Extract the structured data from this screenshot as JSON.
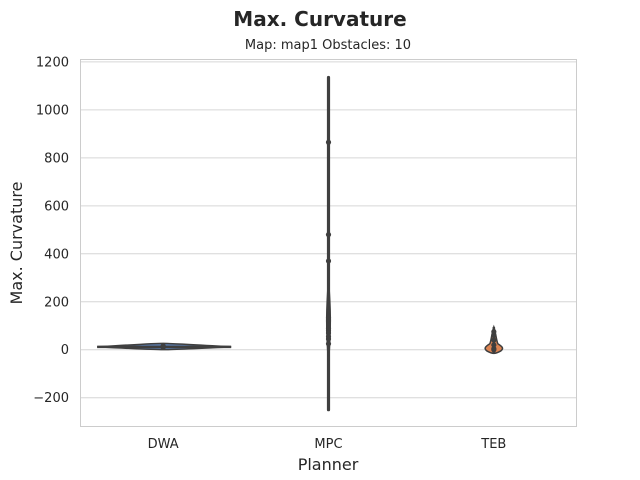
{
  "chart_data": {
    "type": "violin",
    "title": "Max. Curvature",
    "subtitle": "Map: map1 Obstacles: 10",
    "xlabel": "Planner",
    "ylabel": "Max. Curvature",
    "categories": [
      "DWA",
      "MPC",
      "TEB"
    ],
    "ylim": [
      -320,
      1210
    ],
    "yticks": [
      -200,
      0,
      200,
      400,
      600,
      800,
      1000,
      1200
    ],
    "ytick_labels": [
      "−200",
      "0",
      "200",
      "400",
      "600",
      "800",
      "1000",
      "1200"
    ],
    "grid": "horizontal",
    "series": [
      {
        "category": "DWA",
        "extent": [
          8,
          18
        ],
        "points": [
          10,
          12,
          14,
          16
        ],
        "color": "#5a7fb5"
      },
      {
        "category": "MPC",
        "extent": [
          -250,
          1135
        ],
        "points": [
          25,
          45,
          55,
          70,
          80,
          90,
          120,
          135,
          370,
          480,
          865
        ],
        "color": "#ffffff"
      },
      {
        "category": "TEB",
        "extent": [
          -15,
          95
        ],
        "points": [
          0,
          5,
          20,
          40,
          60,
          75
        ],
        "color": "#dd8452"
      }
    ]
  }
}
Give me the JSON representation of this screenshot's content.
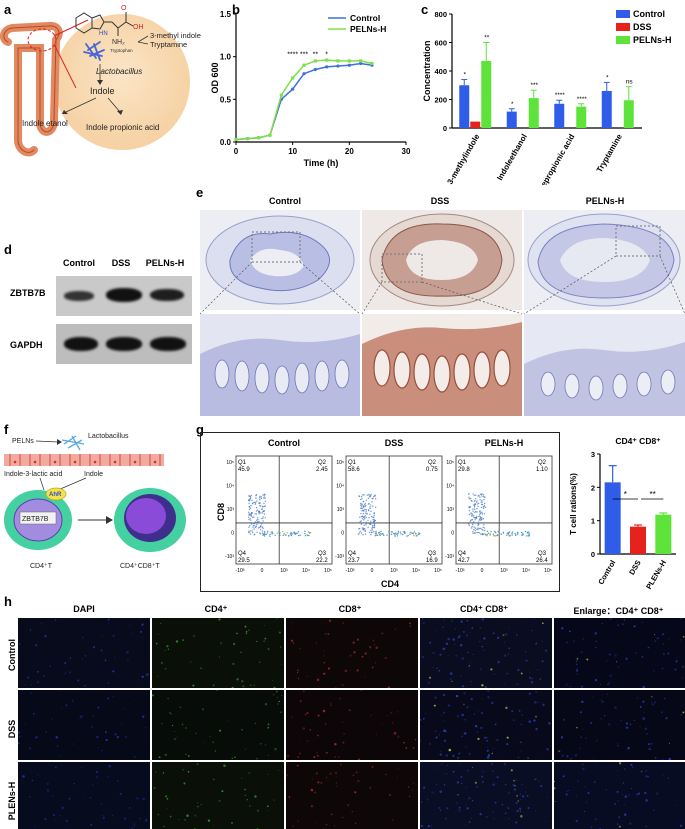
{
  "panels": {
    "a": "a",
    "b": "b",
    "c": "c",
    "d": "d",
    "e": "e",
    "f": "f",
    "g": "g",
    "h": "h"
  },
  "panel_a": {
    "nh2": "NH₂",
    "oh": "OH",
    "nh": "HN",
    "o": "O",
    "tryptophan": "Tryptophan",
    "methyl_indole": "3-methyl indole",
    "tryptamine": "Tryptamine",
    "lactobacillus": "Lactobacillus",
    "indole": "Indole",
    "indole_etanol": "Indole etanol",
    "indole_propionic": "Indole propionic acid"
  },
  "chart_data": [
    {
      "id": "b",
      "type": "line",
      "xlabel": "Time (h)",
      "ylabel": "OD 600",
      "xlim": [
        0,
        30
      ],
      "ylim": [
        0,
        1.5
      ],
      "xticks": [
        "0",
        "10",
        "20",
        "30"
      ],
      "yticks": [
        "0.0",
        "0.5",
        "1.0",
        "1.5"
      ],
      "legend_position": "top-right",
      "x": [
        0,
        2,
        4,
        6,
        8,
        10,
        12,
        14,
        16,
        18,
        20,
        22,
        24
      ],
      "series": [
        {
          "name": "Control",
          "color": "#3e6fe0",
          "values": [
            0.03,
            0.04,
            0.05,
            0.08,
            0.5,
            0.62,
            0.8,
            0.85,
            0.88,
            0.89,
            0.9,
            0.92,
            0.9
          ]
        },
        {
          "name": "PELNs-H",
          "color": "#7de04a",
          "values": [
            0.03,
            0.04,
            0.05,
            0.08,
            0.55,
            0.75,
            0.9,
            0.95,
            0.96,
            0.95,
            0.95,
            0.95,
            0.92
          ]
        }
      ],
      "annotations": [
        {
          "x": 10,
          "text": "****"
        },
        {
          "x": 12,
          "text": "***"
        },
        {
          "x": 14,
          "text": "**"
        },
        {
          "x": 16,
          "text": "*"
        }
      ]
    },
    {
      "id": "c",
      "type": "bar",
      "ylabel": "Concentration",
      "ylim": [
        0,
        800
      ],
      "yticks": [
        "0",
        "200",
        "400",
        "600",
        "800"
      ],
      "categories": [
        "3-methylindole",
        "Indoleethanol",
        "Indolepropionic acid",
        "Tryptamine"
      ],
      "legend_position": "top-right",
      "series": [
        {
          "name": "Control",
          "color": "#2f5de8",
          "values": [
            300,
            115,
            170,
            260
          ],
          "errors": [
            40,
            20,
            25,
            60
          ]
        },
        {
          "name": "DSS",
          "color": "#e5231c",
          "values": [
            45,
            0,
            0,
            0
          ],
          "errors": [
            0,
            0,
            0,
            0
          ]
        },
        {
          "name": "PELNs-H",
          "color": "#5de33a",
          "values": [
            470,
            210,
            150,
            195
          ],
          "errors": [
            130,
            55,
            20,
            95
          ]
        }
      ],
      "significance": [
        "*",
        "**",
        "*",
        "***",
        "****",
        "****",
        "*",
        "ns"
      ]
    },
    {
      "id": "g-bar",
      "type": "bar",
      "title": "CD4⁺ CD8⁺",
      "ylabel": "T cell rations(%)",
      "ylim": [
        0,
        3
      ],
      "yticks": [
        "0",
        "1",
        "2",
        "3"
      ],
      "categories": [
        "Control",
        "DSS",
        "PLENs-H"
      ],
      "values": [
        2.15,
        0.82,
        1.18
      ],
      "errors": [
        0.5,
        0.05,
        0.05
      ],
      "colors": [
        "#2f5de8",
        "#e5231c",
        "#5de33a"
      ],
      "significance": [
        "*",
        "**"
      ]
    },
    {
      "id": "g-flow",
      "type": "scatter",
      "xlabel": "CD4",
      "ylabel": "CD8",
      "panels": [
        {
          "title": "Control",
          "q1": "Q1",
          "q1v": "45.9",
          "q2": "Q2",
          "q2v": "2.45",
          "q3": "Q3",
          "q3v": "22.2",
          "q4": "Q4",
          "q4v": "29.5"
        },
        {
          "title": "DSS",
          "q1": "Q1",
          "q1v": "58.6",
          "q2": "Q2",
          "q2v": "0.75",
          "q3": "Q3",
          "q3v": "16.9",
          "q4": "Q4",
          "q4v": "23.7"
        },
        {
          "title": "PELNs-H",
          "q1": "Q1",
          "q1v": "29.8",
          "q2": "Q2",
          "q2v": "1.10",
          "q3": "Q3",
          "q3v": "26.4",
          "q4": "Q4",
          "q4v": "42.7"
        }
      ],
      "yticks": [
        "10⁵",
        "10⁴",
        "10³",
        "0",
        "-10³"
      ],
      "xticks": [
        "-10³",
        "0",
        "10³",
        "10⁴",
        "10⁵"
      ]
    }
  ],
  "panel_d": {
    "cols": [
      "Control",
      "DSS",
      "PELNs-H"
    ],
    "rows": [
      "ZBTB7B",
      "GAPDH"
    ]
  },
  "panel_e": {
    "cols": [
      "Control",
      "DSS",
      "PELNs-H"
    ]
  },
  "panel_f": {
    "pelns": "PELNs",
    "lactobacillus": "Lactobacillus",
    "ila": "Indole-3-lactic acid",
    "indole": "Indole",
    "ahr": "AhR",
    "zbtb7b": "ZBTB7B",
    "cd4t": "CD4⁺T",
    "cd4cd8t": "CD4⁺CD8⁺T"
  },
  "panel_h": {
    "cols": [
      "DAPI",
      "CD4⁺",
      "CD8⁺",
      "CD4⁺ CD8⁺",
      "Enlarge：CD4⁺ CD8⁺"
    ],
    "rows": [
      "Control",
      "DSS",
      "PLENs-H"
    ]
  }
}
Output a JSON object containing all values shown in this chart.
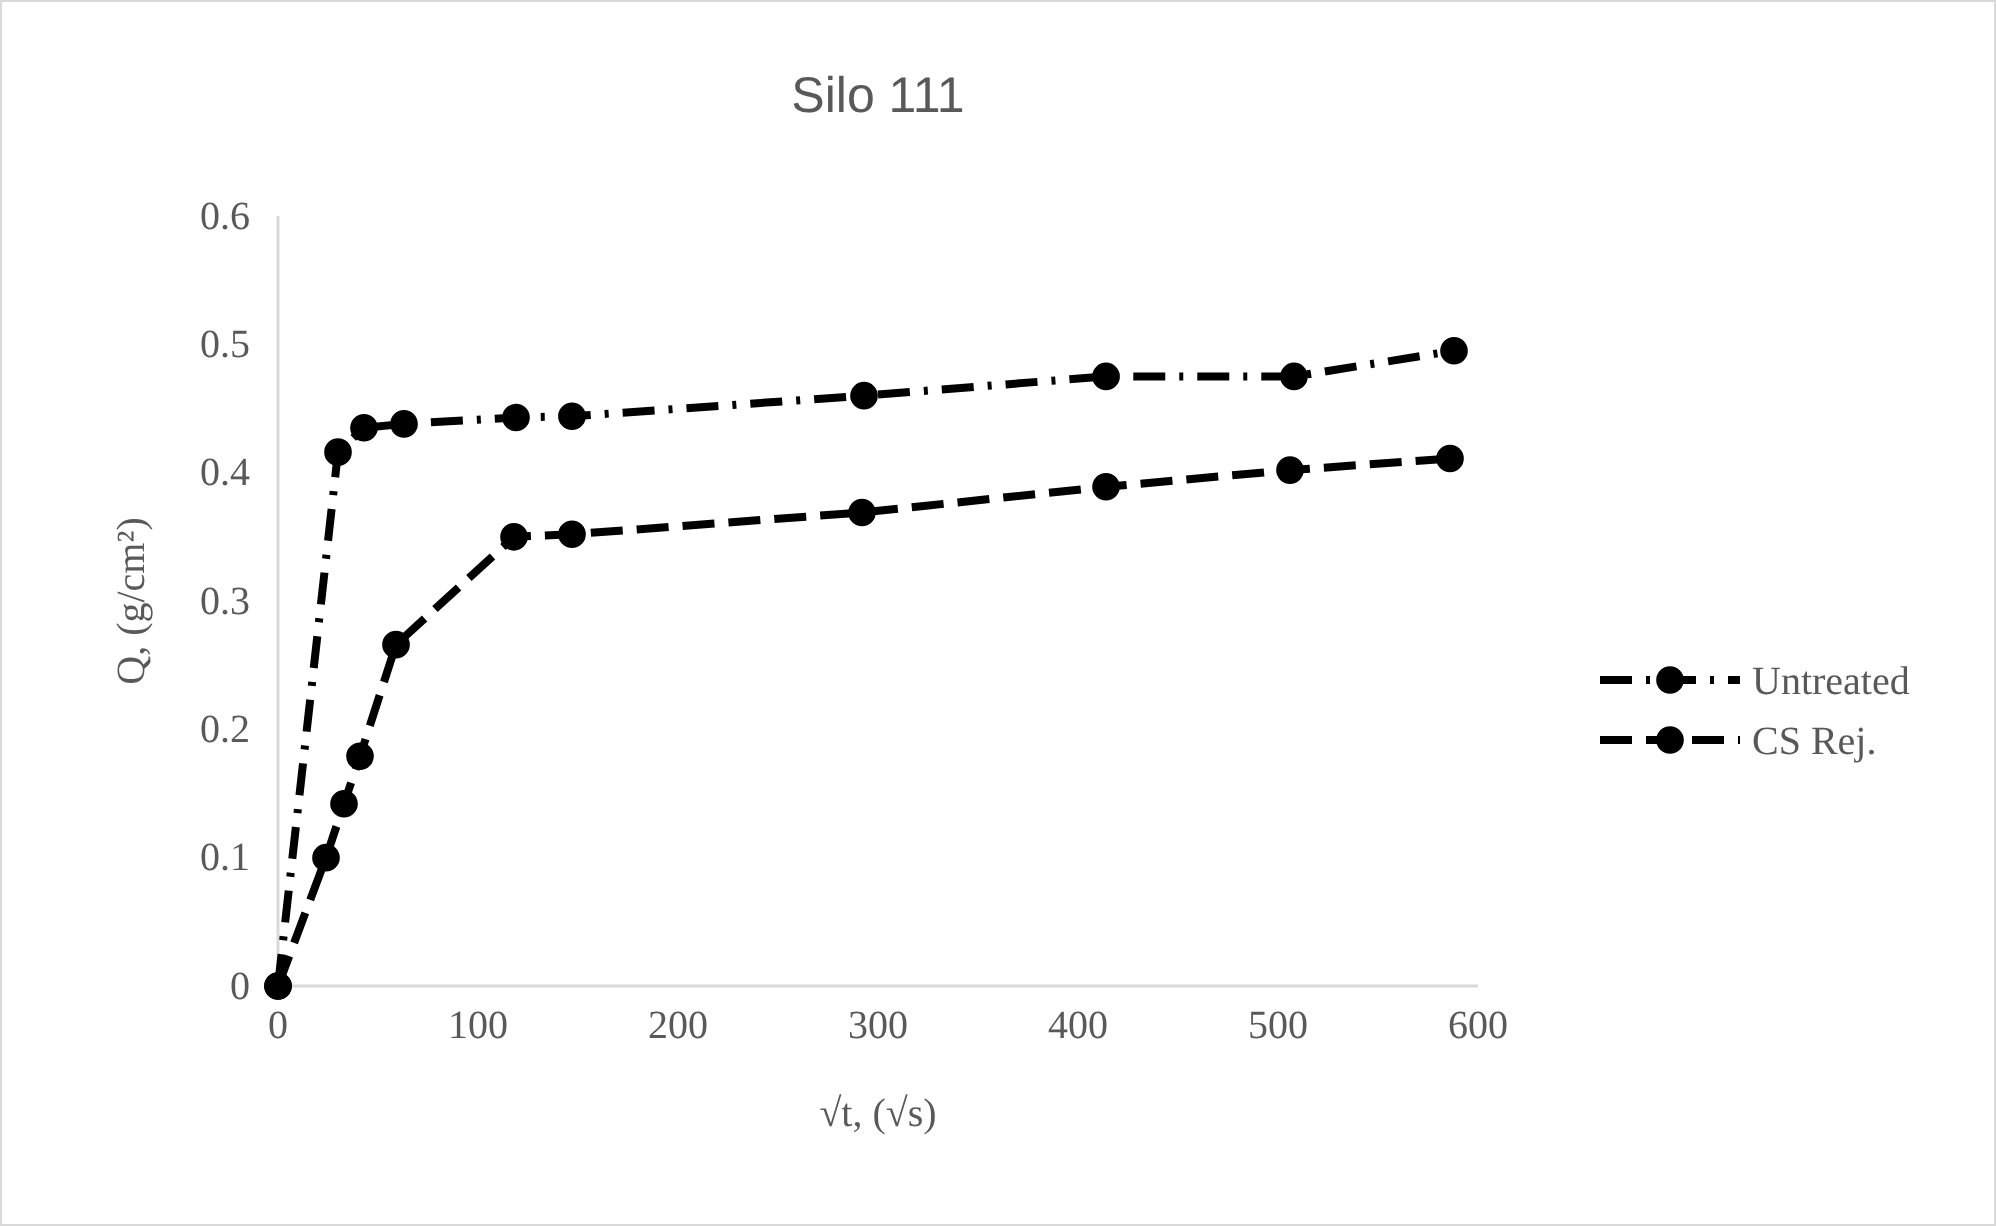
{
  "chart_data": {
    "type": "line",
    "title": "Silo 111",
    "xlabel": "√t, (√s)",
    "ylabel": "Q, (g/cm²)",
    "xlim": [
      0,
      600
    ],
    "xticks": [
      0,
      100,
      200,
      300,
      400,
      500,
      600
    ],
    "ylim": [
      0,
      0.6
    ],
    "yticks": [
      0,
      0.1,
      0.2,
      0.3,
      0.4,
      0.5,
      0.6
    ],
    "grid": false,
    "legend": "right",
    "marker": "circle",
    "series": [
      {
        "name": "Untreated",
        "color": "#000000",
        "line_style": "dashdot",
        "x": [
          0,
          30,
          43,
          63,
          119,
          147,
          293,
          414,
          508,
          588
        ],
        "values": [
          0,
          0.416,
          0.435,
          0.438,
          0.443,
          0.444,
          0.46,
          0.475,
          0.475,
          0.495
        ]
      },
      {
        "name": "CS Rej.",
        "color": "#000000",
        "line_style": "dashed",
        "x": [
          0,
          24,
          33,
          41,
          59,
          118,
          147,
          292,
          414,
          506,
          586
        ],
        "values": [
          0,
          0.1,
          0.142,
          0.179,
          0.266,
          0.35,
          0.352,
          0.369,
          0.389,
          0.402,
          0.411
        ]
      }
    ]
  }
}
━━━━━━
Provide solely the number of lines in the data that include the word "Curvature".

2